→ Exercise task:
Copy every row below word for word, changing nothing.

→ Given records:
##############################

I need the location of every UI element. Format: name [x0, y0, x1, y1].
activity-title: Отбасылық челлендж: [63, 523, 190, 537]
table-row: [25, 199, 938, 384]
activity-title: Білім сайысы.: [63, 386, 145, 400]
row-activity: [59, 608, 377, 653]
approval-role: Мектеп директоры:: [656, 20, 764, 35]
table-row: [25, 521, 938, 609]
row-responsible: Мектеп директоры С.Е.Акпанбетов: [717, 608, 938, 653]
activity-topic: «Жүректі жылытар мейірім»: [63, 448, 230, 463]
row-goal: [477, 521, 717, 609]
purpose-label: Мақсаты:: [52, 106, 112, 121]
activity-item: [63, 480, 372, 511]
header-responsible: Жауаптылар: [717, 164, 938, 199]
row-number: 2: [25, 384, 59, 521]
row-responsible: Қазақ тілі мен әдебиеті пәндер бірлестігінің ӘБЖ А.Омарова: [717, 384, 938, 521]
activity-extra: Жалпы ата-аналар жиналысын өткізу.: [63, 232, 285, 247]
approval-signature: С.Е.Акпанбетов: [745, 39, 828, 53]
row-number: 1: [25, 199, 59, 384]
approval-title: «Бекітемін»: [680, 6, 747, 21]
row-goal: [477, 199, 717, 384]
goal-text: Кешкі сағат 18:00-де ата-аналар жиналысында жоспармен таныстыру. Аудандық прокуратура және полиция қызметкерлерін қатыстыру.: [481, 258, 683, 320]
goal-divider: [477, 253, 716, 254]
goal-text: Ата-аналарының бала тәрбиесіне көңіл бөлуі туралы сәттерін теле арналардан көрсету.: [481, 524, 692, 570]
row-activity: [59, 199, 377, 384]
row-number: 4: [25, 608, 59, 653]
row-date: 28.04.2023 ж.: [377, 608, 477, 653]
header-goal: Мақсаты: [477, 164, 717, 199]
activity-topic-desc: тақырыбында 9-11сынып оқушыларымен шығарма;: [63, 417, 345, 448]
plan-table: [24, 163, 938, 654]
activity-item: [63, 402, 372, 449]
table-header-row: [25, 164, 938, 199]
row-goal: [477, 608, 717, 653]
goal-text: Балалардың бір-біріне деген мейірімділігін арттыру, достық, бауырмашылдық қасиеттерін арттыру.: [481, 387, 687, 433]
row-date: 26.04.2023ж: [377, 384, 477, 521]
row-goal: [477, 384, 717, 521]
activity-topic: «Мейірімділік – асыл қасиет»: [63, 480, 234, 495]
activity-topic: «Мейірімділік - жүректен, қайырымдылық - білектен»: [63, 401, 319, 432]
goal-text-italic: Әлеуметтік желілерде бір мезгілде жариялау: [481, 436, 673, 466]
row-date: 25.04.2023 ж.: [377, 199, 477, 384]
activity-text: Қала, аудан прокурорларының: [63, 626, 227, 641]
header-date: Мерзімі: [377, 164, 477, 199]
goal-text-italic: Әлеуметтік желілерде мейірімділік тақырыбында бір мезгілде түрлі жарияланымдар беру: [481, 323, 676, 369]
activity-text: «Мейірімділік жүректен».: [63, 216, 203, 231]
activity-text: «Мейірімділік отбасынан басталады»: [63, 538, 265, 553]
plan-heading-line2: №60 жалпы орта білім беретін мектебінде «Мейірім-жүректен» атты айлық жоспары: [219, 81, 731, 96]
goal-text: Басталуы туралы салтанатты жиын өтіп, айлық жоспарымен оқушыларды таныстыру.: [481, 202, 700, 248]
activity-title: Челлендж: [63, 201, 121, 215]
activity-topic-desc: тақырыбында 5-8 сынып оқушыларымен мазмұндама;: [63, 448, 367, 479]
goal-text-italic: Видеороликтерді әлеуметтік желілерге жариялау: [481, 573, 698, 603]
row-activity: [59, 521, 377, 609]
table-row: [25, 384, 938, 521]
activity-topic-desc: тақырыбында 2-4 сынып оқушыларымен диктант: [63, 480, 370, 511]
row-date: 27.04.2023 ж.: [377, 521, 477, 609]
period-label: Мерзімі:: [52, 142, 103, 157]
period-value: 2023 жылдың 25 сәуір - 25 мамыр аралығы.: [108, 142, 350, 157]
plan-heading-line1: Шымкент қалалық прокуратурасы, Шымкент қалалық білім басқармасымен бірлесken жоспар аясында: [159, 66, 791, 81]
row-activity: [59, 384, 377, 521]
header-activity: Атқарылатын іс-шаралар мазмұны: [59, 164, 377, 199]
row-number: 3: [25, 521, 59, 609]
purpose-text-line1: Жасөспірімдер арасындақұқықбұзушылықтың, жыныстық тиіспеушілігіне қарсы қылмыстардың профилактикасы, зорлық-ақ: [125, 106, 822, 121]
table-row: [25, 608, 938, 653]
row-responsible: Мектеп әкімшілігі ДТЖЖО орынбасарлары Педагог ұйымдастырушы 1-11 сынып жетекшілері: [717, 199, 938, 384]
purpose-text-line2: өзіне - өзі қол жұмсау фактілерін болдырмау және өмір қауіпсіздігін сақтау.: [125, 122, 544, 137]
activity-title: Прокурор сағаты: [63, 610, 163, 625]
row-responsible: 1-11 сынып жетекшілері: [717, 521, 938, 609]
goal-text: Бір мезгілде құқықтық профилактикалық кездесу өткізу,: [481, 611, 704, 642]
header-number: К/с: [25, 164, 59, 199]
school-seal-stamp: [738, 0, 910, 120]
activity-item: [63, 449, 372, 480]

##############################

→ Problem solution:
I need the location of every UI element. Format: name [x0, y0, x1, y1].
activity-title: Отбасылық челлендж: [63, 523, 190, 537]
table-row: [25, 199, 938, 384]
activity-title: Білім сайысы.: [63, 386, 145, 400]
row-activity: [59, 608, 377, 653]
approval-role: Мектеп директоры:: [656, 20, 764, 35]
table-row: [25, 521, 938, 609]
row-responsible: Мектеп директоры С.Е.Акпанбетов: [717, 608, 938, 653]
activity-topic: «Жүректі жылытар мейірім»: [63, 448, 230, 463]
row-goal: [477, 521, 717, 609]
purpose-label: Мақсаты:: [52, 106, 112, 121]
activity-item: [63, 480, 372, 511]
header-responsible: Жауаптылар: [717, 164, 938, 199]
row-number: 2: [25, 384, 59, 521]
row-responsible: Қазақ тілі мен әдебиеті пәндер бірлестігінің ӘБЖ А.Омарова: [717, 384, 938, 521]
activity-extra: Жалпы ата-аналар жиналысын өткізу.: [63, 232, 285, 247]
approval-signature: С.Е.Акпанбетов: [745, 39, 828, 53]
row-number: 1: [25, 199, 59, 384]
approval-title: «Бекітемін»: [680, 6, 747, 21]
row-goal: [477, 199, 717, 384]
goal-text: Кешкі сағат 18:00-де ата-аналар жиналысында жоспармен таныстыру. Аудандық прокуратура және полиция қызметкерлерін қатыстыру.: [481, 258, 683, 320]
goal-divider: [477, 253, 716, 254]
goal-text: Ата-аналарының бала тәрбиесіне көңіл бөлуі туралы сәттерін теле арналардан көрсету.: [481, 524, 692, 570]
row-activity: [59, 199, 377, 384]
row-number: 4: [25, 608, 59, 653]
row-date: 28.04.2023 ж.: [377, 608, 477, 653]
header-goal: Мақсаты: [477, 164, 717, 199]
activity-topic-desc: тақырыбында 9-11сынып оқушыларымен шығарма;: [63, 417, 345, 448]
plan-table: [24, 163, 938, 654]
activity-item: [63, 402, 372, 449]
table-header-row: [25, 164, 938, 199]
row-goal: [477, 608, 717, 653]
goal-text: Балалардың бір-біріне деген мейірімділігін арттыру, достық, бауырмашылдық қасиеттерін арттыру.: [481, 387, 687, 433]
row-date: 26.04.2023ж: [377, 384, 477, 521]
row-goal: [477, 384, 717, 521]
activity-topic: «Мейірімділік – асыл қасиет»: [63, 480, 234, 495]
activity-topic: «Мейірімділік - жүректен, қайырымдылық - білектен»: [63, 401, 319, 432]
goal-text-italic: Әлеуметтік желілерде бір мезгілде жариялау: [481, 436, 673, 466]
row-date: 25.04.2023 ж.: [377, 199, 477, 384]
activity-text: Қала, аудан прокурорларының: [63, 626, 227, 641]
header-date: Мерзімі: [377, 164, 477, 199]
goal-text-italic: Әлеуметтік желілерде мейірімділік тақырыбында бір мезгілде түрлі жарияланымдар беру: [481, 323, 676, 369]
activity-text: «Мейірімділік жүректен».: [63, 216, 203, 231]
activity-text: «Мейірімділік отбасынан басталады»: [63, 538, 265, 553]
plan-heading-line2: №60 жалпы орта білім беретін мектебінде «Мейірім-жүректен» атты айлық жоспары: [219, 81, 731, 96]
goal-text: Басталуы туралы салтанатты жиын өтіп, айлық жоспарымен оқушыларды таныстыру.: [481, 202, 700, 248]
activity-title: Челлендж: [63, 201, 121, 215]
activity-topic-desc: тақырыбында 5-8 сынып оқушыларымен мазмұндама;: [63, 448, 367, 479]
goal-text-italic: Видеороликтерді әлеуметтік желілерге жариялау: [481, 573, 698, 603]
row-activity: [59, 521, 377, 609]
table-row: [25, 384, 938, 521]
activity-topic-desc: тақырыбында 2-4 сынып оқушыларымен диктант: [63, 480, 370, 511]
row-date: 27.04.2023 ж.: [377, 521, 477, 609]
period-label: Мерзімі:: [52, 142, 103, 157]
period-value: 2023 жылдың 25 сәуір - 25 мамыр аралығы.: [108, 142, 350, 157]
plan-heading-line1: Шымкент қалалық прокуратурасы, Шымкент қалалық білім басқармасымен бірлесken жоспар аясында: [159, 66, 791, 81]
row-activity: [59, 384, 377, 521]
header-activity: Атқарылатын іс-шаралар мазмұны: [59, 164, 377, 199]
row-number: 3: [25, 521, 59, 609]
purpose-text-line1: Жасөспірімдер арасындақұқықбұзушылықтың, жыныстық тиіспеушілігіне қарсы қылмыстардың профилактикасы, зорлық-ақ: [125, 106, 822, 121]
table-row: [25, 608, 938, 653]
row-responsible: Мектеп әкімшілігі ДТЖЖО орынбасарлары Педагог ұйымдастырушы 1-11 сынып жетекшілері: [717, 199, 938, 384]
purpose-text-line2: өзіне - өзі қол жұмсау фактілерін болдырмау және өмір қауіпсіздігін сақтау.: [125, 122, 544, 137]
activity-title: Прокурор сағаты: [63, 610, 163, 625]
row-responsible: 1-11 сынып жетекшілері: [717, 521, 938, 609]
goal-text: Бір мезгілде құқықтық профилактикалық кездесу өткізу,: [481, 611, 704, 642]
header-number: К/с: [25, 164, 59, 199]
school-seal-stamp: [738, 0, 910, 120]
activity-item: [63, 449, 372, 480]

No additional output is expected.